# TO DO
Quote the stretch from the line containing "answer-line: 1.腾 cuàn" through the line containing "section-heading: 3. *" word for word, including both of those lines.

# INPUT
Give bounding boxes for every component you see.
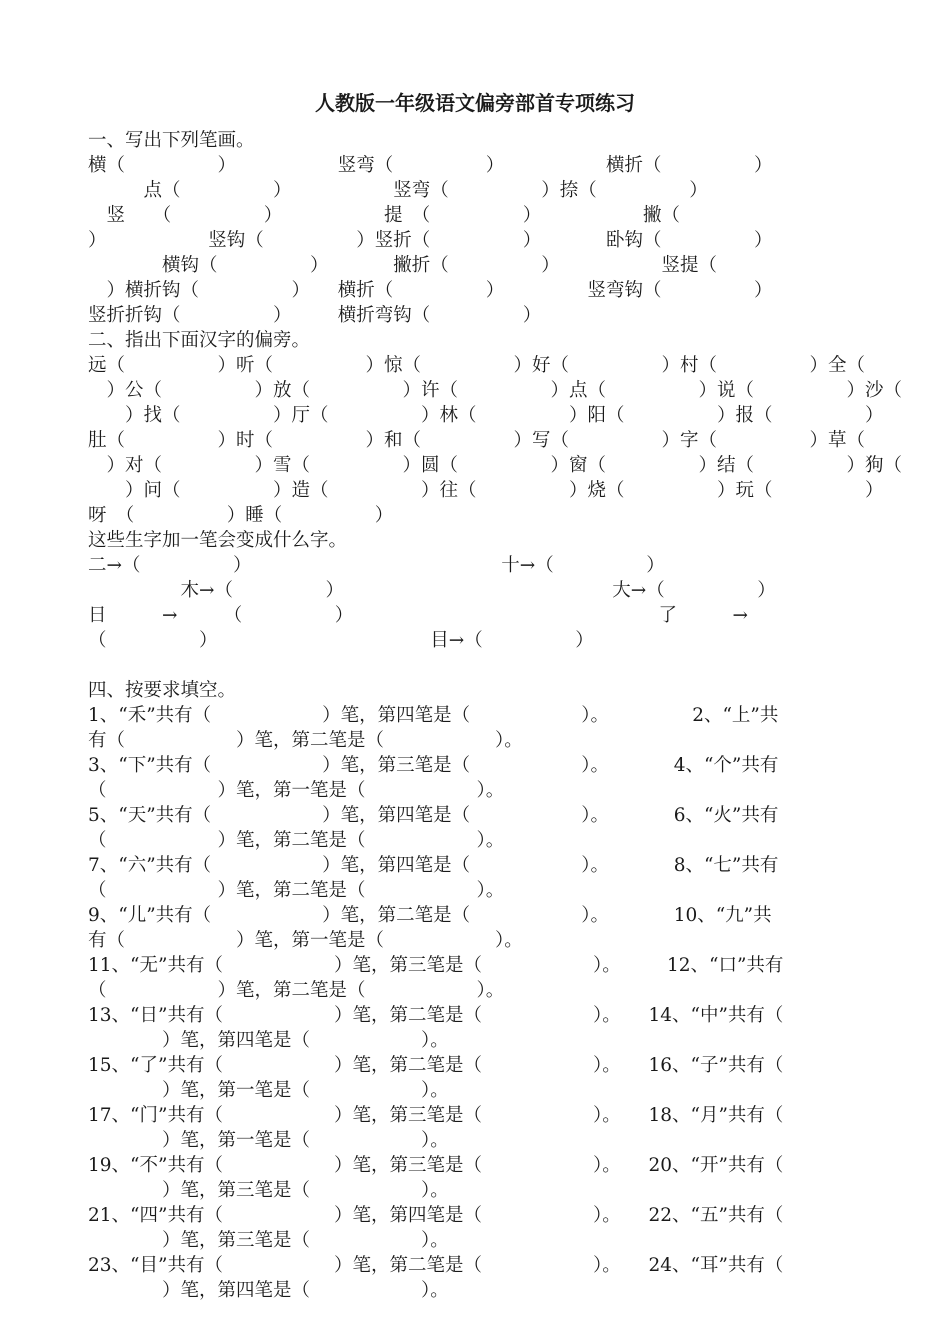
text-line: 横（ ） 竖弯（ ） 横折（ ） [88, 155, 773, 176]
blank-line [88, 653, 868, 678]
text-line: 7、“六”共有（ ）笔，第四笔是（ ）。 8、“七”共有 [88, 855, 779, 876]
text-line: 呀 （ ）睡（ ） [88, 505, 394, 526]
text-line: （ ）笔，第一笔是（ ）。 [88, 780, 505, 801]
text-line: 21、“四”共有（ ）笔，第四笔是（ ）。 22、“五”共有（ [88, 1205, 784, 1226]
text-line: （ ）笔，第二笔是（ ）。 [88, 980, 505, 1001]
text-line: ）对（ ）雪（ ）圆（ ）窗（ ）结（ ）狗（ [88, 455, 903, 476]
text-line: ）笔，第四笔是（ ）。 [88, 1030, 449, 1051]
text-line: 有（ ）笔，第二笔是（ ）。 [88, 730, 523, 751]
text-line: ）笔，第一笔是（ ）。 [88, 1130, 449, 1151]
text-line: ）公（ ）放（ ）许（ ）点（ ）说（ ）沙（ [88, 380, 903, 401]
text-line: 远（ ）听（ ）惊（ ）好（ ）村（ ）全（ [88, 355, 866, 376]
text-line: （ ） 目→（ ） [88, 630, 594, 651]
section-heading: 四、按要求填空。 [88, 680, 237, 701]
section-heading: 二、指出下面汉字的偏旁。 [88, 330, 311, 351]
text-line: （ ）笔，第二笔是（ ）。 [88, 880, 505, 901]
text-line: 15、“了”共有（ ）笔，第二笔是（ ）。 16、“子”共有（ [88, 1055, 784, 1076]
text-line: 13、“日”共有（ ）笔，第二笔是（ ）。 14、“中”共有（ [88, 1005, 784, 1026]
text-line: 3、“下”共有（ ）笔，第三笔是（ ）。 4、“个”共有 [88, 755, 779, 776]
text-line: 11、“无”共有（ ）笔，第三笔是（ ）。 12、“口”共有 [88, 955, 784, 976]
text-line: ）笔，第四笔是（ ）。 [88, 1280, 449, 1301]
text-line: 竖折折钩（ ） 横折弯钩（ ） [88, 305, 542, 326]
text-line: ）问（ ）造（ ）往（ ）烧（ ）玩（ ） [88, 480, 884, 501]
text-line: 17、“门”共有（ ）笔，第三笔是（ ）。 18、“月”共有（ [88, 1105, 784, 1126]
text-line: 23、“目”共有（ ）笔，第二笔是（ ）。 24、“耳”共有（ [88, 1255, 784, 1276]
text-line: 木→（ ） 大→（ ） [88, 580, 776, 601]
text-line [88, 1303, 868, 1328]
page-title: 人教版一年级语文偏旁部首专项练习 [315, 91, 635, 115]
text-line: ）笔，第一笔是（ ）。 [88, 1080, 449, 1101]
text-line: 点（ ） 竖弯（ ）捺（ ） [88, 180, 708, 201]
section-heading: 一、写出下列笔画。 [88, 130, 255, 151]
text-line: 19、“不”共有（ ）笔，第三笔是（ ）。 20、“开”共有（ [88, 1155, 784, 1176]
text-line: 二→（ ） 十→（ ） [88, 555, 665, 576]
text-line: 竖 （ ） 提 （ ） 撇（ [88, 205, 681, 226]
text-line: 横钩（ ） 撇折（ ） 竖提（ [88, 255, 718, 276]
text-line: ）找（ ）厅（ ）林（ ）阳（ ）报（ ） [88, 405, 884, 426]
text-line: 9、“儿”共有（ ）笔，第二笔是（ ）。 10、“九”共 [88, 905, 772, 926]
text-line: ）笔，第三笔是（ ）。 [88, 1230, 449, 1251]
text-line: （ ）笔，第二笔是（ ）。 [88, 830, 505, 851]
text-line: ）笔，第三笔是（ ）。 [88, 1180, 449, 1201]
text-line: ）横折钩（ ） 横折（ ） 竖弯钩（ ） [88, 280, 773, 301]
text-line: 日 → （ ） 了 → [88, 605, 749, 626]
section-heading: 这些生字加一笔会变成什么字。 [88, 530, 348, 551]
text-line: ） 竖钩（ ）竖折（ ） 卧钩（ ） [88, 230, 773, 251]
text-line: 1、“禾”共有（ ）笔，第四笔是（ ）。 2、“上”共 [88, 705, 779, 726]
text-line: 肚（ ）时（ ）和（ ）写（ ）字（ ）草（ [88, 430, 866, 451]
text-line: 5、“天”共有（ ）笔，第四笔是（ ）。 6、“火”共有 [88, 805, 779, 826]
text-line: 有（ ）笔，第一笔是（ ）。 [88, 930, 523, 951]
...
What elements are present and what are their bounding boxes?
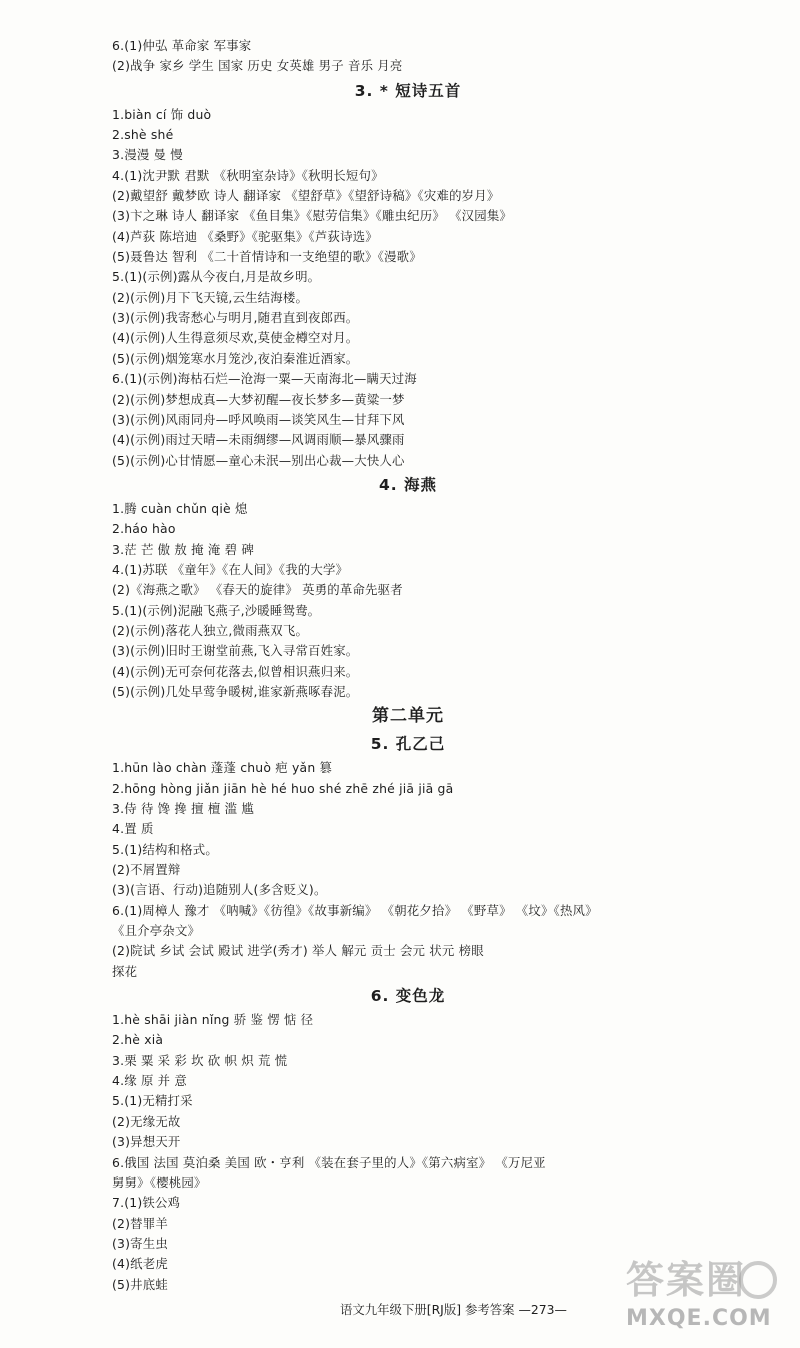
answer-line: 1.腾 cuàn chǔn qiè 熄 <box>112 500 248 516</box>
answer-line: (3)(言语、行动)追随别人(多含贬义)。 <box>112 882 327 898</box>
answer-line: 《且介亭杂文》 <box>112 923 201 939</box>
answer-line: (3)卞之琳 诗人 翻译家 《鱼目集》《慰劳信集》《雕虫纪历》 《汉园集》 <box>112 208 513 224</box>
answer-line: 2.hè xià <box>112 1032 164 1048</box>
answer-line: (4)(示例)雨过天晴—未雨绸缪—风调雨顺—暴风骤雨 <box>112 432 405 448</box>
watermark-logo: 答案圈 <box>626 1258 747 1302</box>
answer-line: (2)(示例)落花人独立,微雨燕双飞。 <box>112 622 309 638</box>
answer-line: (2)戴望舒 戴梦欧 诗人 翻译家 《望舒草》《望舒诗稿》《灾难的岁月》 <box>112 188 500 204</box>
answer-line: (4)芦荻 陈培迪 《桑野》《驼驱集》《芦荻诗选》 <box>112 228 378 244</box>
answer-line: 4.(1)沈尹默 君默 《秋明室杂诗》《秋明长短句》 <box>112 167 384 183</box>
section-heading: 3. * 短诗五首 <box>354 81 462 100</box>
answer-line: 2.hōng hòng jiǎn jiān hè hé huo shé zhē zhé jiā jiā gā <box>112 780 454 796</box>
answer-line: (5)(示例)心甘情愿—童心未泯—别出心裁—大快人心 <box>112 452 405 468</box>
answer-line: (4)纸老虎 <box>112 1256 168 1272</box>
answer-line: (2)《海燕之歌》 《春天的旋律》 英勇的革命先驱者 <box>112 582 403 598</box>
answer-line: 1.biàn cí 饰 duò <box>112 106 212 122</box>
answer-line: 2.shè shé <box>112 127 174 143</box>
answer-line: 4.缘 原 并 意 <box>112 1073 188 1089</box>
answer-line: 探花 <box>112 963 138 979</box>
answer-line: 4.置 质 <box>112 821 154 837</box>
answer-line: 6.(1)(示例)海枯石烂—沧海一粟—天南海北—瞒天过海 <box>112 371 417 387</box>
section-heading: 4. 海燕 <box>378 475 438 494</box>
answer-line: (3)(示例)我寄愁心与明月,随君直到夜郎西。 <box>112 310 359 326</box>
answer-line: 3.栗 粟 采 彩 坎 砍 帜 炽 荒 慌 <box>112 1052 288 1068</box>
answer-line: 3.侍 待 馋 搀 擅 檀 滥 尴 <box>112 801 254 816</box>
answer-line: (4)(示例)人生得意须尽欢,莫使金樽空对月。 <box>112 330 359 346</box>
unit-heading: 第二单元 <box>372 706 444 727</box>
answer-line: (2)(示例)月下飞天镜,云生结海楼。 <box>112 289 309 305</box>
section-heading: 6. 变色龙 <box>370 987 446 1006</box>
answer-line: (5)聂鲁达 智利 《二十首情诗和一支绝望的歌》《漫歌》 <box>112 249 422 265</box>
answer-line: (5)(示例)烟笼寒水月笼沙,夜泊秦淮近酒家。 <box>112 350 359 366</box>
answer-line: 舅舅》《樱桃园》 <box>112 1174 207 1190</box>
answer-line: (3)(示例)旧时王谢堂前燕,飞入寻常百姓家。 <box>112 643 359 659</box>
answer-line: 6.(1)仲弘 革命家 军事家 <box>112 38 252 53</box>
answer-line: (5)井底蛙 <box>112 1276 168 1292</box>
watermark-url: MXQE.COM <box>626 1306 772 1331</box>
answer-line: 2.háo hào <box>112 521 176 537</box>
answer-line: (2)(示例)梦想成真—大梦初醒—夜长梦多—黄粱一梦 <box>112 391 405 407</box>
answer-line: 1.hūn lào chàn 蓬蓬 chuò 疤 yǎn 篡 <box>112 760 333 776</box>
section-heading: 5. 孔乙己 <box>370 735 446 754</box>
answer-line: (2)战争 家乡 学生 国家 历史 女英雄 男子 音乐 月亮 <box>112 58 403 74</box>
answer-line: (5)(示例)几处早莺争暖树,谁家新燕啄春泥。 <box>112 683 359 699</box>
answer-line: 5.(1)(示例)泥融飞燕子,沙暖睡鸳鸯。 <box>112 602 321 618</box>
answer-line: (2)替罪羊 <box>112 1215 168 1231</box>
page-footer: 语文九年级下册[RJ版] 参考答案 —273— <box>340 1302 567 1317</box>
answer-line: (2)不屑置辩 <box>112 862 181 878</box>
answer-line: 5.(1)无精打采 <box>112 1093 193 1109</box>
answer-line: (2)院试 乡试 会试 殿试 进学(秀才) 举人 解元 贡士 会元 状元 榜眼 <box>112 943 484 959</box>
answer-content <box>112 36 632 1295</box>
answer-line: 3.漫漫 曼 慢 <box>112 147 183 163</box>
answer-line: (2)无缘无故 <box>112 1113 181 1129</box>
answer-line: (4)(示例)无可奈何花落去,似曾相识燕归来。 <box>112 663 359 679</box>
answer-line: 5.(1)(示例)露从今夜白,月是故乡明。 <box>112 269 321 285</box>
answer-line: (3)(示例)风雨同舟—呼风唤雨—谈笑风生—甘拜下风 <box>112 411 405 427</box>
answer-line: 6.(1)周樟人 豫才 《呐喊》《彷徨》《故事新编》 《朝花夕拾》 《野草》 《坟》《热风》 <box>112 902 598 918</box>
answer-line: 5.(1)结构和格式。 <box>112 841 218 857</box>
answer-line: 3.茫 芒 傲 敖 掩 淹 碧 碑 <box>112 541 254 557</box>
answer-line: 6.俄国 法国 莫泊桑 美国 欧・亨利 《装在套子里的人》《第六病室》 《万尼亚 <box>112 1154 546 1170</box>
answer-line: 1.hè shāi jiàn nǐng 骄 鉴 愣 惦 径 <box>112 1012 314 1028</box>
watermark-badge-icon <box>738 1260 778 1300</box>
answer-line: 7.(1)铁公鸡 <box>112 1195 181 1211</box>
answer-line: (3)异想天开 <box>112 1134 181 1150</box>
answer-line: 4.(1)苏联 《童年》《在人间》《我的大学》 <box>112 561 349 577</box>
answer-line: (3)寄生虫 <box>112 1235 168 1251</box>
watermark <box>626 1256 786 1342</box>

# FULL SOLUTION
answer-line: 1.腾 cuàn chǔn qiè 熄 <box>112 500 248 516</box>
answer-line: (3)(言语、行动)追随别人(多含贬义)。 <box>112 882 327 898</box>
answer-line: 《且介亭杂文》 <box>112 923 201 939</box>
answer-line: (3)卞之琳 诗人 翻译家 《鱼目集》《慰劳信集》《雕虫纪历》 《汉园集》 <box>112 208 513 224</box>
answer-line: 2.hè xià <box>112 1032 164 1048</box>
answer-line: (4)(示例)雨过天晴—未雨绸缪—风调雨顺—暴风骤雨 <box>112 432 405 448</box>
watermark-logo: 答案圈 <box>626 1258 747 1302</box>
answer-line: (2)(示例)落花人独立,微雨燕双飞。 <box>112 622 309 638</box>
answer-line: (2)戴望舒 戴梦欧 诗人 翻译家 《望舒草》《望舒诗稿》《灾难的岁月》 <box>112 188 500 204</box>
answer-line: (4)芦荻 陈培迪 《桑野》《驼驱集》《芦荻诗选》 <box>112 228 378 244</box>
answer-line: 4.(1)沈尹默 君默 《秋明室杂诗》《秋明长短句》 <box>112 167 384 183</box>
section-heading: 3. * 短诗五首 <box>354 81 462 100</box>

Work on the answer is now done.